• YOUR INSTRUCTIONS:
Return each entry exactly, with none missing.

• THE RECORDS:
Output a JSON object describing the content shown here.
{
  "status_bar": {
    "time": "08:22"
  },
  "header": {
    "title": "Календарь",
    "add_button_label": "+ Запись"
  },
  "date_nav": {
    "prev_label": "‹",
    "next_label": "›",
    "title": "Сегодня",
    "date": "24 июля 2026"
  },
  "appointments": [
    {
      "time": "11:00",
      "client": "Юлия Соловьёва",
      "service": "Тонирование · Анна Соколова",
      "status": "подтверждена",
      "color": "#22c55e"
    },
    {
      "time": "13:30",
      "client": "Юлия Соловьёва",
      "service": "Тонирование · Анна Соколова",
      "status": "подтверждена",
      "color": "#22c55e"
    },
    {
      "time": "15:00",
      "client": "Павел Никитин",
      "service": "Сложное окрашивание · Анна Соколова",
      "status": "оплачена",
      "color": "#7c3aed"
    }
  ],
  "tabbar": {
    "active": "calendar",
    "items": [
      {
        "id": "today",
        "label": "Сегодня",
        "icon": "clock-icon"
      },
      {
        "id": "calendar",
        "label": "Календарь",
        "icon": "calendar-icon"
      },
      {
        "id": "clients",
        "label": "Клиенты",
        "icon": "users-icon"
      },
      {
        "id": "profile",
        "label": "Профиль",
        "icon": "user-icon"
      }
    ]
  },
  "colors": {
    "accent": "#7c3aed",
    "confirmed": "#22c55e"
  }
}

• EXERCISE SOLUTION:
Output a JSON object describing the content shown here.
{
  "status_bar": {
    "time": "08:22"
  },
  "header": {
    "title": "Календарь",
    "add_button_label": "+ Запись"
  },
  "date_nav": {
    "prev_label": "‹",
    "next_label": "›",
    "title": "Сегодня",
    "date": "24 июля 2026"
  },
  "appointments": [
    {
      "time": "11:00",
      "client": "Юлия Соловьёва",
      "service": "Тонирование · Анна Соколова",
      "status": "подтверждена",
      "color": "#22c55e"
    },
    {
      "time": "13:30",
      "client": "Юлия Соловьёва",
      "service": "Тонирование · Анна Соколова",
      "status": "подтверждена",
      "color": "#22c55e"
    },
    {
      "time": "15:00",
      "client": "Павел Никитин",
      "service": "Сложное окрашивание · Анна Соколова",
      "status": "оплачена",
      "color": "#7c3aed"
    }
  ],
  "tabbar": {
    "active": "calendar",
    "items": [
      {
        "id": "today",
        "label": "Сегодня",
        "icon": "clock-icon"
      },
      {
        "id": "calendar",
        "label": "Календарь",
        "icon": "calendar-icon"
      },
      {
        "id": "clients",
        "label": "Клиенты",
        "icon": "users-icon"
      },
      {
        "id": "profile",
        "label": "Профиль",
        "icon": "user-icon"
      }
    ]
  },
  "colors": {
    "accent": "#7c3aed",
    "confirmed": "#22c55e"
  }
}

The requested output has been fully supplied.